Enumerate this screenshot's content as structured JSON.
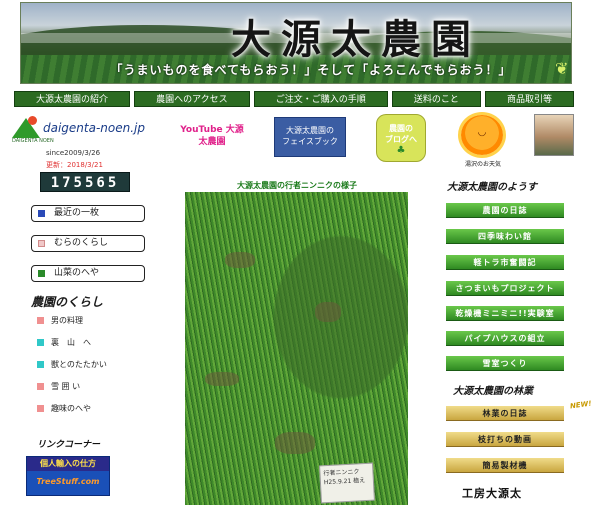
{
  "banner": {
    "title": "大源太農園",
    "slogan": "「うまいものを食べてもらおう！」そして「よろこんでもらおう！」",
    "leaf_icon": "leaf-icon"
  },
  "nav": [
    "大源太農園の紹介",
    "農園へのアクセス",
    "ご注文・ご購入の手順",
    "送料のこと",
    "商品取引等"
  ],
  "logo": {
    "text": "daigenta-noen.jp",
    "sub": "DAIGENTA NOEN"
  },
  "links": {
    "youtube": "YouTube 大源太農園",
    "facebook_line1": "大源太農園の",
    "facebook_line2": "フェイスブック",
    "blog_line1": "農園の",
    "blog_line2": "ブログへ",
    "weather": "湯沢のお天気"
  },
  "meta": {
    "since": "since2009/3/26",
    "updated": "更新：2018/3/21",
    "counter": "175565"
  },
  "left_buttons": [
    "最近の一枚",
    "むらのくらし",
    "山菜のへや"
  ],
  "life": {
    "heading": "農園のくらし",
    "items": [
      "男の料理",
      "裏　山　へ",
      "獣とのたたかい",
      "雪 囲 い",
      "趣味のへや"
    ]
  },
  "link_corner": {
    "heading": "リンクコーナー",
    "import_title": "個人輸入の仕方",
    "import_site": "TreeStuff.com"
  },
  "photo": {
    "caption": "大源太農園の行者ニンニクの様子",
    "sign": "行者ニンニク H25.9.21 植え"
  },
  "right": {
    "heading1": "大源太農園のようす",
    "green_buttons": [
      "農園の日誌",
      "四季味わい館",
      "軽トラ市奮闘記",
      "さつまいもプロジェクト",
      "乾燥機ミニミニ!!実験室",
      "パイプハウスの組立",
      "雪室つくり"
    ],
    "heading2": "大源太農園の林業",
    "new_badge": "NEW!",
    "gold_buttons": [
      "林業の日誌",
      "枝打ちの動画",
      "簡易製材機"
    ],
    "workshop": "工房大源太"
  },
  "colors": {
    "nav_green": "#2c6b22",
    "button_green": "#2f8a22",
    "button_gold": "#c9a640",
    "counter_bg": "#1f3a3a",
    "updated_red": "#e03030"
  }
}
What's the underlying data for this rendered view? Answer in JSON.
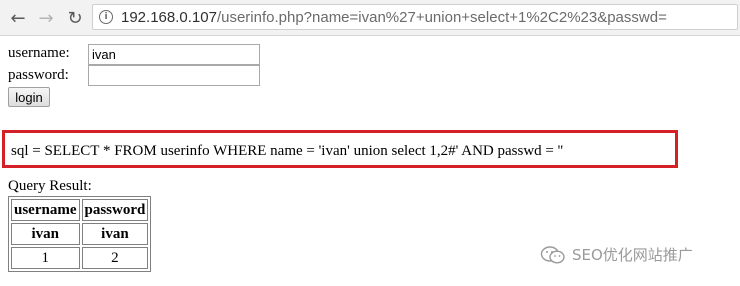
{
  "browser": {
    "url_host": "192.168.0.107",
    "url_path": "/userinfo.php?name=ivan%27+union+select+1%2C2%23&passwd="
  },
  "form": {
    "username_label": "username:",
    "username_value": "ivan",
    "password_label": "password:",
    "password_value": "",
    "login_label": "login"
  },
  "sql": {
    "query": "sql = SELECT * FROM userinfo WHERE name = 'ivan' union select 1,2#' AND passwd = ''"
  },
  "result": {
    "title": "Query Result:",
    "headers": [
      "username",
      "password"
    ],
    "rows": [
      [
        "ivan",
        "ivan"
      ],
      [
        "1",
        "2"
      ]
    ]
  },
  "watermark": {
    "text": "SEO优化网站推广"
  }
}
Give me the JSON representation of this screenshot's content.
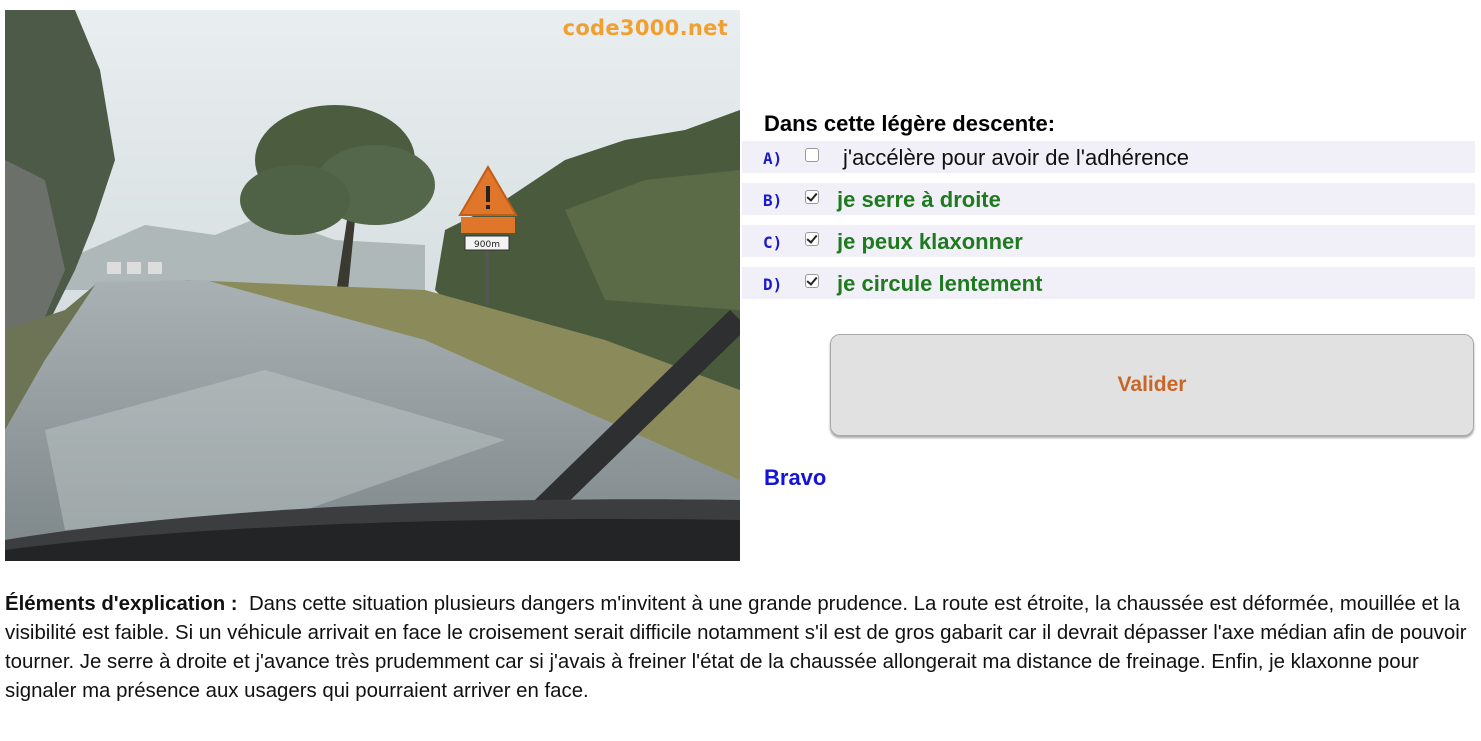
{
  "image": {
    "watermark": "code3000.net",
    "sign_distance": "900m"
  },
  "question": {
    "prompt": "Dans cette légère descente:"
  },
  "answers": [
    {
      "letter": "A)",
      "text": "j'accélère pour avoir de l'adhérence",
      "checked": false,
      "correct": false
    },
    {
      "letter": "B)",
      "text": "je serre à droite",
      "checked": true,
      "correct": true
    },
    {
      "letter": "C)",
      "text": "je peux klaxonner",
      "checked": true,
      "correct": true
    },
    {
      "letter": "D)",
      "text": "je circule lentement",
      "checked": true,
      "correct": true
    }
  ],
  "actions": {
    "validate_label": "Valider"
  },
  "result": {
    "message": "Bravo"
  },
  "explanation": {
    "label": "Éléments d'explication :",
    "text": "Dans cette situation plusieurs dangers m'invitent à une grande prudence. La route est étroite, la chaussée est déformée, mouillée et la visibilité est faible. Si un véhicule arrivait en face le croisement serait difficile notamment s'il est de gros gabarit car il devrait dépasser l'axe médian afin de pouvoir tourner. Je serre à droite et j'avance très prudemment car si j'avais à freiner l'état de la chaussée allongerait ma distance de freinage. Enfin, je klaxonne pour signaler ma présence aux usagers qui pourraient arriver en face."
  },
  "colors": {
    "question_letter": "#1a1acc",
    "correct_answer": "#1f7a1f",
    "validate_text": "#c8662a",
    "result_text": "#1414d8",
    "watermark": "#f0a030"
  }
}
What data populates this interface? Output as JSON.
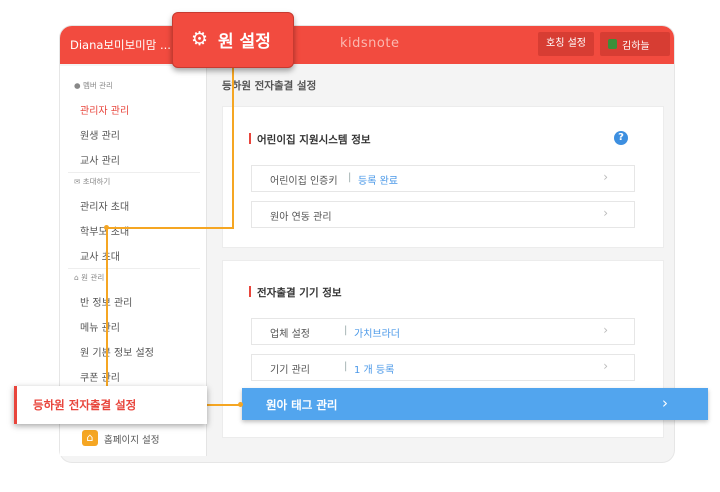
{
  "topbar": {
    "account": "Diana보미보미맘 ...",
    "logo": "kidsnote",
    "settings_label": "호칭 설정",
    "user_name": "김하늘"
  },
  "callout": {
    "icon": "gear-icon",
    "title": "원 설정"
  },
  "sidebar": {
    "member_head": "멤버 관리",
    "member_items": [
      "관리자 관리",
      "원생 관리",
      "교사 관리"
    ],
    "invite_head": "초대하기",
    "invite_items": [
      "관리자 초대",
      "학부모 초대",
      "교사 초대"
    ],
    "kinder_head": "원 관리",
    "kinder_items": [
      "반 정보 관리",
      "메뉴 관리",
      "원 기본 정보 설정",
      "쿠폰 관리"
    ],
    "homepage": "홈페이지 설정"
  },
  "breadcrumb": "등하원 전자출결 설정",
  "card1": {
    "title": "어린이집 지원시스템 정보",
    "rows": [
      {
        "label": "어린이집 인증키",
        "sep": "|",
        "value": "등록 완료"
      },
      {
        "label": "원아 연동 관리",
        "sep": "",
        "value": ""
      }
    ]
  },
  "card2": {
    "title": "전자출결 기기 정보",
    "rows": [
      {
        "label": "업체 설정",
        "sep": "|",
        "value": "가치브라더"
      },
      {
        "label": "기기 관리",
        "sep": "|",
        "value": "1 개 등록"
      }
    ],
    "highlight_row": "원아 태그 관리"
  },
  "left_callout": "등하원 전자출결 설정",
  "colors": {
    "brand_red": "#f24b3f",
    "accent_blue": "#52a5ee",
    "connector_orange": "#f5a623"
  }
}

__GOAL__
Omit every picture while copying the listing above exactly.

__COMPLETED EXERCISE__
Enumerate this screenshot's content as structured JSON.
{
  "banner": {
    "title": "大源太農園",
    "slogan": "「うまいものを食べてもらおう！」そして「よろこんでもらおう！」",
    "leaf_icon": "leaf-icon"
  },
  "nav": [
    "大源太農園の紹介",
    "農園へのアクセス",
    "ご注文・ご購入の手順",
    "送料のこと",
    "商品取引等"
  ],
  "logo": {
    "text": "daigenta-noen.jp",
    "sub": "DAIGENTA NOEN"
  },
  "links": {
    "youtube": "YouTube 大源太農園",
    "facebook_line1": "大源太農園の",
    "facebook_line2": "フェイスブック",
    "blog_line1": "農園の",
    "blog_line2": "ブログへ",
    "weather": "湯沢のお天気"
  },
  "meta": {
    "since": "since2009/3/26",
    "updated": "更新：2018/3/21",
    "counter": "175565"
  },
  "left_buttons": [
    "最近の一枚",
    "むらのくらし",
    "山菜のへや"
  ],
  "life": {
    "heading": "農園のくらし",
    "items": [
      "男の料理",
      "裏　山　へ",
      "獣とのたたかい",
      "雪 囲 い",
      "趣味のへや"
    ]
  },
  "link_corner": {
    "heading": "リンクコーナー",
    "import_title": "個人輸入の仕方",
    "import_site": "TreeStuff.com"
  },
  "photo": {
    "caption": "大源太農園の行者ニンニクの様子",
    "sign": "行者ニンニク H25.9.21 植え"
  },
  "right": {
    "heading1": "大源太農園のようす",
    "green_buttons": [
      "農園の日誌",
      "四季味わい館",
      "軽トラ市奮闘記",
      "さつまいもプロジェクト",
      "乾燥機ミニミニ!!実験室",
      "パイプハウスの組立",
      "雪室つくり"
    ],
    "heading2": "大源太農園の林業",
    "new_badge": "NEW!",
    "gold_buttons": [
      "林業の日誌",
      "枝打ちの動画",
      "簡易製材機"
    ],
    "workshop": "工房大源太"
  },
  "colors": {
    "nav_green": "#2c6b22",
    "button_green": "#2f8a22",
    "button_gold": "#c9a640",
    "counter_bg": "#1f3a3a",
    "updated_red": "#e03030"
  }
}
What's the underlying data for this rendered view? Answer in JSON.
{
  "browser": {
    "url_host": "192.168.0.107",
    "url_path": "/userinfo.php?name=ivan%27+union+select+1%2C2%23&passwd="
  },
  "form": {
    "username_label": "username:",
    "username_value": "ivan",
    "password_label": "password:",
    "password_value": "",
    "login_label": "login"
  },
  "sql": {
    "query": "sql = SELECT * FROM userinfo WHERE name = 'ivan' union select 1,2#' AND passwd = ''"
  },
  "result": {
    "title": "Query Result:",
    "headers": [
      "username",
      "password"
    ],
    "rows": [
      [
        "ivan",
        "ivan"
      ],
      [
        "1",
        "2"
      ]
    ]
  },
  "watermark": {
    "text": "SEO优化网站推广"
  }
}
Give me the JSON representation of this screenshot's content.
{
  "image": {
    "watermark": "code3000.net",
    "sign_distance": "900m"
  },
  "question": {
    "prompt": "Dans cette légère descente:"
  },
  "answers": [
    {
      "letter": "A)",
      "text": "j'accélère pour avoir de l'adhérence",
      "checked": false,
      "correct": false
    },
    {
      "letter": "B)",
      "text": "je serre à droite",
      "checked": true,
      "correct": true
    },
    {
      "letter": "C)",
      "text": "je peux klaxonner",
      "checked": true,
      "correct": true
    },
    {
      "letter": "D)",
      "text": "je circule lentement",
      "checked": true,
      "correct": true
    }
  ],
  "actions": {
    "validate_label": "Valider"
  },
  "result": {
    "message": "Bravo"
  },
  "explanation": {
    "label": "Éléments d'explication :",
    "text": "Dans cette situation plusieurs dangers m'invitent à une grande prudence. La route est étroite, la chaussée est déformée, mouillée et la visibilité est faible. Si un véhicule arrivait en face le croisement serait difficile notamment s'il est de gros gabarit car il devrait dépasser l'axe médian afin de pouvoir tourner. Je serre à droite et j'avance très prudemment car si j'avais à freiner l'état de la chaussée allongerait ma distance de freinage. Enfin, je klaxonne pour signaler ma présence aux usagers qui pourraient arriver en face."
  },
  "colors": {
    "question_letter": "#1a1acc",
    "correct_answer": "#1f7a1f",
    "validate_text": "#c8662a",
    "result_text": "#1414d8",
    "watermark": "#f0a030"
  }
}
What data populates this interface? Output as JSON.
{
  "topbar": {
    "account": "Diana보미보미맘 ...",
    "logo": "kidsnote",
    "settings_label": "호칭 설정",
    "user_name": "김하늘"
  },
  "callout": {
    "icon": "gear-icon",
    "title": "원 설정"
  },
  "sidebar": {
    "member_head": "멤버 관리",
    "member_items": [
      "관리자 관리",
      "원생 관리",
      "교사 관리"
    ],
    "invite_head": "초대하기",
    "invite_items": [
      "관리자 초대",
      "학부모 초대",
      "교사 초대"
    ],
    "kinder_head": "원 관리",
    "kinder_items": [
      "반 정보 관리",
      "메뉴 관리",
      "원 기본 정보 설정",
      "쿠폰 관리"
    ],
    "homepage": "홈페이지 설정"
  },
  "breadcrumb": "등하원 전자출결 설정",
  "card1": {
    "title": "어린이집 지원시스템 정보",
    "rows": [
      {
        "label": "어린이집 인증키",
        "sep": "|",
        "value": "등록 완료"
      },
      {
        "label": "원아 연동 관리",
        "sep": "",
        "value": ""
      }
    ]
  },
  "card2": {
    "title": "전자출결 기기 정보",
    "rows": [
      {
        "label": "업체 설정",
        "sep": "|",
        "value": "가치브라더"
      },
      {
        "label": "기기 관리",
        "sep": "|",
        "value": "1 개 등록"
      }
    ],
    "highlight_row": "원아 태그 관리"
  },
  "left_callout": "등하원 전자출결 설정",
  "colors": {
    "brand_red": "#f24b3f",
    "accent_blue": "#52a5ee",
    "connector_orange": "#f5a623"
  }
}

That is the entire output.